Below you will find a set of lines. Repeat them all exactly.

-- Begin Material shown --

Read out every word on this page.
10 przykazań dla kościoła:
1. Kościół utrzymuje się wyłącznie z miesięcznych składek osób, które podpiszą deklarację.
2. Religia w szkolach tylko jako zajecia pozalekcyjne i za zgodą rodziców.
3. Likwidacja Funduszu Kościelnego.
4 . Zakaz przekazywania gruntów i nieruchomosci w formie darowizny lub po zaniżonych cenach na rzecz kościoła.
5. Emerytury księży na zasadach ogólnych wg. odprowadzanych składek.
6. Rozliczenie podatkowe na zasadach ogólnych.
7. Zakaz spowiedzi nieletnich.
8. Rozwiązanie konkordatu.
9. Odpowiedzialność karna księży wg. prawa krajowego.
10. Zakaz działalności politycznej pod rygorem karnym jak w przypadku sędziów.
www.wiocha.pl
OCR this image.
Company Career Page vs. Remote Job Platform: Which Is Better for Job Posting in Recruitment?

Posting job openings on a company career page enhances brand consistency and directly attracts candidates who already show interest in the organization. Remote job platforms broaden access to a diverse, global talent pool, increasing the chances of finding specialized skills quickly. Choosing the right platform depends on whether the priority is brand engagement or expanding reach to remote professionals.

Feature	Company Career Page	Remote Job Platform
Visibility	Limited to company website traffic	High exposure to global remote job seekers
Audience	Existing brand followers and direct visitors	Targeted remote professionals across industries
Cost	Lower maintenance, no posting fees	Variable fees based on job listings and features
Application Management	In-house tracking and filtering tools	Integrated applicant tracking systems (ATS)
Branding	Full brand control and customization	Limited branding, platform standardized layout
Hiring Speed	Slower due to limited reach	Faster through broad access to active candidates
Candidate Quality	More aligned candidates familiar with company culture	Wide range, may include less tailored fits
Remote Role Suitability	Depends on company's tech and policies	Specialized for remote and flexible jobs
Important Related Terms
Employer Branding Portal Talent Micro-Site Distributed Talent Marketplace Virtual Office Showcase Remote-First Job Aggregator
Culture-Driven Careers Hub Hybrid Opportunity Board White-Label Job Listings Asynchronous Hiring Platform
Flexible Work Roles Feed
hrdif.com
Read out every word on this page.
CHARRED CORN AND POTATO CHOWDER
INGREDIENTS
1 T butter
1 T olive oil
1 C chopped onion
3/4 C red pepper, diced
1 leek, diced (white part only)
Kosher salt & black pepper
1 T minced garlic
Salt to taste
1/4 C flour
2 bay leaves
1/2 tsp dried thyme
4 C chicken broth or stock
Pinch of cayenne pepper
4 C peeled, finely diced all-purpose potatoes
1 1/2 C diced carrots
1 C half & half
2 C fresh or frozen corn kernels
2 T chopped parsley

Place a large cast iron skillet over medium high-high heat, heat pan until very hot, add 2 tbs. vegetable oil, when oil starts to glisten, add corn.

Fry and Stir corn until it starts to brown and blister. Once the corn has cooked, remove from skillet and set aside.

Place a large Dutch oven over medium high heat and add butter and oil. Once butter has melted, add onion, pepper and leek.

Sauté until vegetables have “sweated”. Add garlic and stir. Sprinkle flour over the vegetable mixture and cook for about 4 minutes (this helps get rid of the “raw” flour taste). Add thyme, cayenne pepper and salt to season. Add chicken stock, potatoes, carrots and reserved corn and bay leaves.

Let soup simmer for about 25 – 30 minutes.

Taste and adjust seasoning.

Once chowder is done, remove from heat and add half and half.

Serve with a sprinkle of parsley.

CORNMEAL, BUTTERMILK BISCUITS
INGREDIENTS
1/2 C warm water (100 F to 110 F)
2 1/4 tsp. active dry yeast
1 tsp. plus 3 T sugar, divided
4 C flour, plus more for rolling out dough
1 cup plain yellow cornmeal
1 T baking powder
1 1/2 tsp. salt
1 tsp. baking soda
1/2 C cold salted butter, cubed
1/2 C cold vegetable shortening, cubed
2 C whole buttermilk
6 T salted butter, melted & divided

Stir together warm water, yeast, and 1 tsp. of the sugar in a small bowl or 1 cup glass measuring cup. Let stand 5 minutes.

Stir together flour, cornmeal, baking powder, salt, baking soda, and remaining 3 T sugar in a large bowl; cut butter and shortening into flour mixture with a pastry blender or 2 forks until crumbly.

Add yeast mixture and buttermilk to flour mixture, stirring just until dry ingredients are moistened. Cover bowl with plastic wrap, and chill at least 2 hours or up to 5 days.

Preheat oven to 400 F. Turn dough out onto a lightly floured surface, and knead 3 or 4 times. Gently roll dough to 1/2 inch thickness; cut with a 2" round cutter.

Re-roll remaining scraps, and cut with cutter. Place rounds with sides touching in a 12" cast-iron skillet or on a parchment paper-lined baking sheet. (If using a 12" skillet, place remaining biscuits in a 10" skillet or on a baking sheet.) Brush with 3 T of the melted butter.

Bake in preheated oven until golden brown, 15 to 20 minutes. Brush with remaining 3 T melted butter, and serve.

-- End Material shown --

* _Answer to the exercise_:
Read out every word on this page.
10 przykazań dla kościoła:
1. Kościół utrzymuje się wyłącznie z miesięcznych składek osób, które podpiszą deklarację.
2. Religia w szkolach tylko jako zajecia pozalekcyjne i za zgodą rodziców.
3. Likwidacja Funduszu Kościelnego.
4 . Zakaz przekazywania gruntów i nieruchomosci w formie darowizny lub po zaniżonych cenach na rzecz kościoła.
5. Emerytury księży na zasadach ogólnych wg. odprowadzanych składek.
6. Rozliczenie podatkowe na zasadach ogólnych.
7. Zakaz spowiedzi nieletnich.
8. Rozwiązanie konkordatu.
9. Odpowiedzialność karna księży wg. prawa krajowego.
10. Zakaz działalności politycznej pod rygorem karnym jak w przypadku sędziów.
www.wiocha.pl
OCR this image.
Company Career Page vs. Remote Job Platform: Which Is Better for Job Posting in Recruitment?

Posting job openings on a company career page enhances brand consistency and directly attracts candidates who already show interest in the organization. Remote job platforms broaden access to a diverse, global talent pool, increasing the chances of finding specialized skills quickly. Choosing the right platform depends on whether the priority is brand engagement or expanding reach to remote professionals.

Feature	Company Career Page	Remote Job Platform
Visibility	Limited to company website traffic	High exposure to global remote job seekers
Audience	Existing brand followers and direct visitors	Targeted remote professionals across industries
Cost	Lower maintenance, no posting fees	Variable fees based on job listings and features
Application Management	In-house tracking and filtering tools	Integrated applicant tracking systems (ATS)
Branding	Full brand control and customization	Limited branding, platform standardized layout
Hiring Speed	Slower due to limited reach	Faster through broad access to active candidates
Candidate Quality	More aligned candidates familiar with company culture	Wide range, may include less tailored fits
Remote Role Suitability	Depends on company's tech and policies	Specialized for remote and flexible jobs
Important Related Terms
Employer Branding Portal Talent Micro-Site Distributed Talent Marketplace Virtual Office Showcase Remote-First Job Aggregator
Culture-Driven Careers Hub Hybrid Opportunity Board White-Label Job Listings Asynchronous Hiring Platform
Flexible Work Roles Feed
hrdif.com
Read out every word on this page.
CHARRED CORN AND POTATO CHOWDER
INGREDIENTS
1 T butter
1 T olive oil
1 C chopped onion
3/4 C red pepper, diced
1 leek, diced (white part only)
Kosher salt & black pepper
1 T minced garlic
Salt to taste
1/4 C flour
2 bay leaves
1/2 tsp dried thyme
4 C chicken broth or stock
Pinch of cayenne pepper
4 C peeled, finely diced all-purpose potatoes
1 1/2 C diced carrots
1 C half & half
2 C fresh or frozen corn kernels
2 T chopped parsley

Place a large cast iron skillet over medium high-high heat, heat pan until very hot, add 2 tbs. vegetable oil, when oil starts to glisten, add corn.

Fry and Stir corn until it starts to brown and blister. Once the corn has cooked, remove from skillet and set aside.

Place a large Dutch oven over medium high heat and add butter and oil. Once butter has melted, add onion, pepper and leek.

Sauté until vegetables have “sweated”. Add garlic and stir. Sprinkle flour over the vegetable mixture and cook for about 4 minutes (this helps get rid of the “raw” flour taste). Add thyme, cayenne pepper and salt to season. Add chicken stock, potatoes, carrots and reserved corn and bay leaves.

Let soup simmer for about 25 – 30 minutes.

Taste and adjust seasoning.

Once chowder is done, remove from heat and add half and half.

Serve with a sprinkle of parsley.

CORNMEAL, BUTTERMILK BISCUITS
INGREDIENTS
1/2 C warm water (100 F to 110 F)
2 1/4 tsp. active dry yeast
1 tsp. plus 3 T sugar, divided
4 C flour, plus more for rolling out dough
1 cup plain yellow cornmeal
1 T baking powder
1 1/2 tsp. salt
1 tsp. baking soda
1/2 C cold salted butter, cubed
1/2 C cold vegetable shortening, cubed
2 C whole buttermilk
6 T salted butter, melted & divided

Stir together warm water, yeast, and 1 tsp. of the sugar in a small bowl or 1 cup glass measuring cup. Let stand 5 minutes.

Stir together flour, cornmeal, baking powder, salt, baking soda, and remaining 3 T sugar in a large bowl; cut butter and shortening into flour mixture with a pastry blender or 2 forks until crumbly.

Add yeast mixture and buttermilk to flour mixture, stirring just until dry ingredients are moistened. Cover bowl with plastic wrap, and chill at least 2 hours or up to 5 days.

Preheat oven to 400 F. Turn dough out onto a lightly floured surface, and knead 3 or 4 times. Gently roll dough to 1/2 inch thickness; cut with a 2" round cutter.

Re-roll remaining scraps, and cut with cutter. Place rounds with sides touching in a 12" cast-iron skillet or on a parchment paper-lined baking sheet. (If using a 12" skillet, place remaining biscuits in a 10" skillet or on a baking sheet.) Brush with 3 T of the melted butter.

Bake in preheated oven until golden brown, 15 to 20 minutes. Brush with remaining 3 T melted butter, and serve.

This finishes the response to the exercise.